Information supplied
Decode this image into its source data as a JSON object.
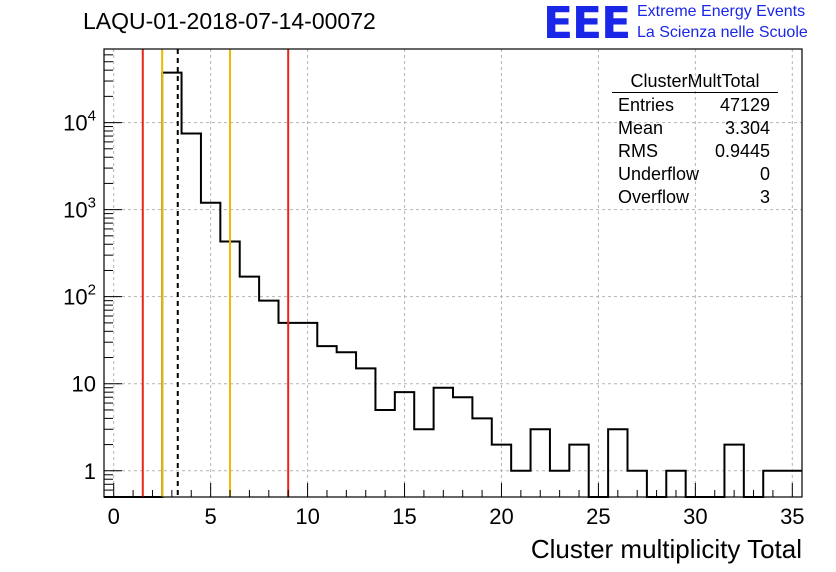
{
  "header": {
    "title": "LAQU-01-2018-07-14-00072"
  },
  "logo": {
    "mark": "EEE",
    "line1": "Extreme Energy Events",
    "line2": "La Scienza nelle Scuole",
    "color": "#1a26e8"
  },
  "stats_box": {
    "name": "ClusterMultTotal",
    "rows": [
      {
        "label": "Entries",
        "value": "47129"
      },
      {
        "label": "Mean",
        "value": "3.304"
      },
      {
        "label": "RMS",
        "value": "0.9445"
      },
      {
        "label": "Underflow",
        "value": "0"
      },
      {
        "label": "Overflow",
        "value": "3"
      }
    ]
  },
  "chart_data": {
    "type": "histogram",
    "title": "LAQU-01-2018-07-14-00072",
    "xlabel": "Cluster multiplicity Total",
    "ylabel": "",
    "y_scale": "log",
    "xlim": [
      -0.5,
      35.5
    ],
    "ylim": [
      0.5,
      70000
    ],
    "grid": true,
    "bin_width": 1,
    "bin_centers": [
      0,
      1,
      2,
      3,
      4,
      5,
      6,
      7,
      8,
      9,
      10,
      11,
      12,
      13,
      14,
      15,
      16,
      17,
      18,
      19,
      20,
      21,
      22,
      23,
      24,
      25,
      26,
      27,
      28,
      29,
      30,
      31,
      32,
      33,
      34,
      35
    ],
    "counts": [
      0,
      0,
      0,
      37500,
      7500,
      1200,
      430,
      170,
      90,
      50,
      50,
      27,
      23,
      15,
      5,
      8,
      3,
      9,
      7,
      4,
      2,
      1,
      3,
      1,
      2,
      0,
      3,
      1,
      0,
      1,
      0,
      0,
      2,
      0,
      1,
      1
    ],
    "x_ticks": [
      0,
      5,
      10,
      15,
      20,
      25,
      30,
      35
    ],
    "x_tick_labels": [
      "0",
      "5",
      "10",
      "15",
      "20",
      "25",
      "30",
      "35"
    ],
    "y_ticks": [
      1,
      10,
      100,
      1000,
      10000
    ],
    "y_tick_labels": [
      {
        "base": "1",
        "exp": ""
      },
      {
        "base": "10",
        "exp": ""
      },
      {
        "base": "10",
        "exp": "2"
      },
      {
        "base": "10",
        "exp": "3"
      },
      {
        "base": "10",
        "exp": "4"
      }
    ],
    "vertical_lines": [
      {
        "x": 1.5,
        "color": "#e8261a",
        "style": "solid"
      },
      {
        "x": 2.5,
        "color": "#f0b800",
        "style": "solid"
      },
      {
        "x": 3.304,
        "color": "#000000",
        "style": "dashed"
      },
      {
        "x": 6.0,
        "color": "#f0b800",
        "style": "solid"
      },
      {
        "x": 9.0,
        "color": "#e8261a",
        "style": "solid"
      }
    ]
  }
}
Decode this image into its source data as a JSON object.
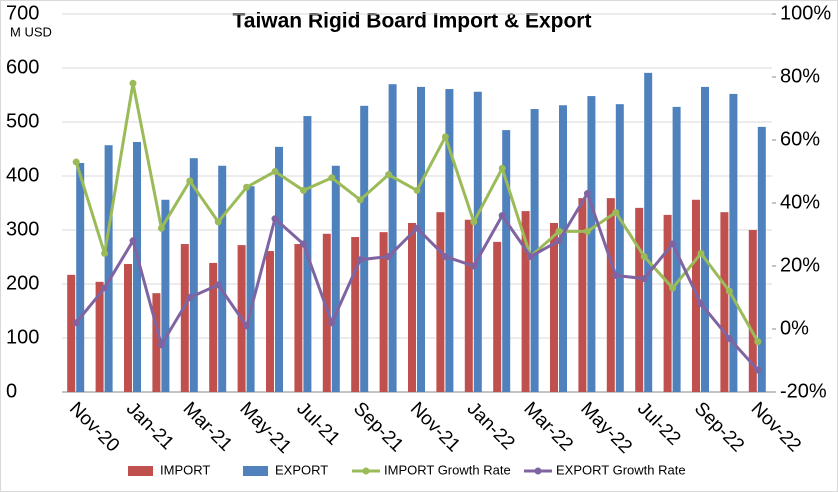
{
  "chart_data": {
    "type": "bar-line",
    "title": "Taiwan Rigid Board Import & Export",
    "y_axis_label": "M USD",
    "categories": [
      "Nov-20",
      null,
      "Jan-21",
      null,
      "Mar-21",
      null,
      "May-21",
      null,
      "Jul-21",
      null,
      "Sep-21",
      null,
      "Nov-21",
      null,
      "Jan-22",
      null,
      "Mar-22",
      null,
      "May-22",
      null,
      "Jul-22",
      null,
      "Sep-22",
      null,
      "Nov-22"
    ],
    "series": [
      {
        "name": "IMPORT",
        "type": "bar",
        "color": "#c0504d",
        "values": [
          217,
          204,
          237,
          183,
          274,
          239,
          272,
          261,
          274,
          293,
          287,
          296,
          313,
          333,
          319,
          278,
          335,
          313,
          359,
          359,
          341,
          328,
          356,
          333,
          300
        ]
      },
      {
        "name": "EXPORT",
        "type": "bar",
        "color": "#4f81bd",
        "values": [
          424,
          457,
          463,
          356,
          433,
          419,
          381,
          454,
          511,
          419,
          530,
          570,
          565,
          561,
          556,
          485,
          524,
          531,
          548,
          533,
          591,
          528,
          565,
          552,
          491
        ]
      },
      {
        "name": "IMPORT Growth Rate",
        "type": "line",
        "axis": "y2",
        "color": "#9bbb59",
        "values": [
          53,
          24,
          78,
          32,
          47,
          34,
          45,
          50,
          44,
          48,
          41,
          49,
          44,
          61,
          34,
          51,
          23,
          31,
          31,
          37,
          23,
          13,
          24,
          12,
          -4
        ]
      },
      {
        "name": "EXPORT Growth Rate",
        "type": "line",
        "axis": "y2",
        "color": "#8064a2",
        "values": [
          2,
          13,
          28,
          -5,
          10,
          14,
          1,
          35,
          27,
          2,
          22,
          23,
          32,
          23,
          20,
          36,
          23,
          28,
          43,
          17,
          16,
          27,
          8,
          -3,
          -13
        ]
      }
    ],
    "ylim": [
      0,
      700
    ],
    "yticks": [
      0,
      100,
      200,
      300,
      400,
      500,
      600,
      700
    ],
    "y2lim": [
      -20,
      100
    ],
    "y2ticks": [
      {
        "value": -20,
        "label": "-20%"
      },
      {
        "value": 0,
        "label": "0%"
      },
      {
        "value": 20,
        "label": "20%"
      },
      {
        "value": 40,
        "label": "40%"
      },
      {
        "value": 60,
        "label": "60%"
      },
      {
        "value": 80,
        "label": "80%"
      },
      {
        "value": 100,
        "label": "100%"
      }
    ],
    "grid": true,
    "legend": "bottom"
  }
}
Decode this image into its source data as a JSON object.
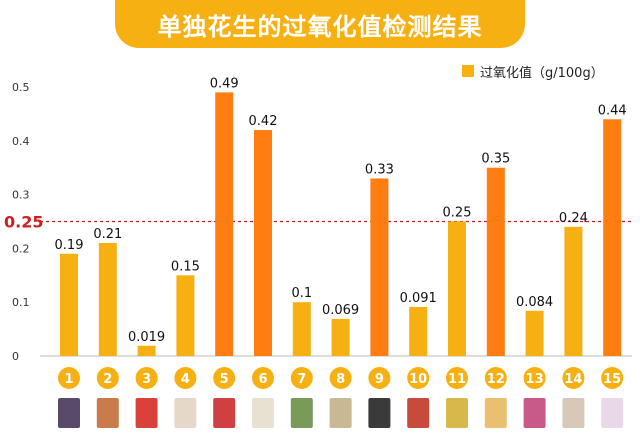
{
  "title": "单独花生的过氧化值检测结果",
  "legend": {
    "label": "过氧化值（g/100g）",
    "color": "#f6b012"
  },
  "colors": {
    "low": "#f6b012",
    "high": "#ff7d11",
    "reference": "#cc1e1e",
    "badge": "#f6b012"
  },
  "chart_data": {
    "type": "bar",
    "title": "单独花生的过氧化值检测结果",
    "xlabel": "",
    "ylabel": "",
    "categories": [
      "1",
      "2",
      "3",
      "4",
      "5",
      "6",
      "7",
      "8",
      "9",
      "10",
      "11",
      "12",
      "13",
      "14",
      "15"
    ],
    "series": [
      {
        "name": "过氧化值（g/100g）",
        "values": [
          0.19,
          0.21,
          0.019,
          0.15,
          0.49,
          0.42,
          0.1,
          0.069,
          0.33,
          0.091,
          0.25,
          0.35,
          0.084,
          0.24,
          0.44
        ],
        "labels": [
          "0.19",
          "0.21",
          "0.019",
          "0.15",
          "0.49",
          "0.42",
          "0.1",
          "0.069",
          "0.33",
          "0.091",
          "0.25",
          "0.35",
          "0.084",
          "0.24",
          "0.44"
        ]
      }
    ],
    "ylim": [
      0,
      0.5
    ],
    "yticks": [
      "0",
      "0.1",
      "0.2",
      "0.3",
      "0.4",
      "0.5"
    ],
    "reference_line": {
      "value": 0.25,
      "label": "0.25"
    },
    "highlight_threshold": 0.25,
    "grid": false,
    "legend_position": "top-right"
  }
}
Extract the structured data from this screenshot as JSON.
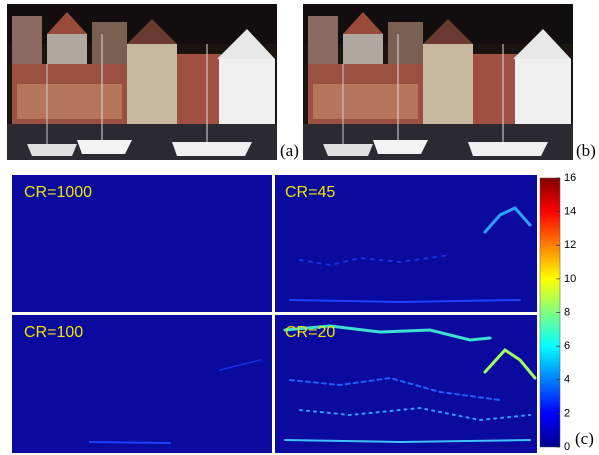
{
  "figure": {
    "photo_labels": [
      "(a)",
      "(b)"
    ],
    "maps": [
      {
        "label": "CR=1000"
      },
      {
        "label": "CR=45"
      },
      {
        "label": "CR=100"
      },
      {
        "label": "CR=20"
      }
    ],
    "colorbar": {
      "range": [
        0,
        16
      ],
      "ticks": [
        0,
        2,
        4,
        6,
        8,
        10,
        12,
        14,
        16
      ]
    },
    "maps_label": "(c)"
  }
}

Problem to work on
Without the pictures, retype exactly the lines from the one that holds "Extract the structured" to the last line of the data above, both of them included.

Solution to this exercise
Extract the structured data from this screenshot as JSON.
{
  "figure": {
    "photo_labels": [
      "(a)",
      "(b)"
    ],
    "maps": [
      {
        "label": "CR=1000"
      },
      {
        "label": "CR=45"
      },
      {
        "label": "CR=100"
      },
      {
        "label": "CR=20"
      }
    ],
    "colorbar": {
      "range": [
        0,
        16
      ],
      "ticks": [
        0,
        2,
        4,
        6,
        8,
        10,
        12,
        14,
        16
      ]
    },
    "maps_label": "(c)"
  }
}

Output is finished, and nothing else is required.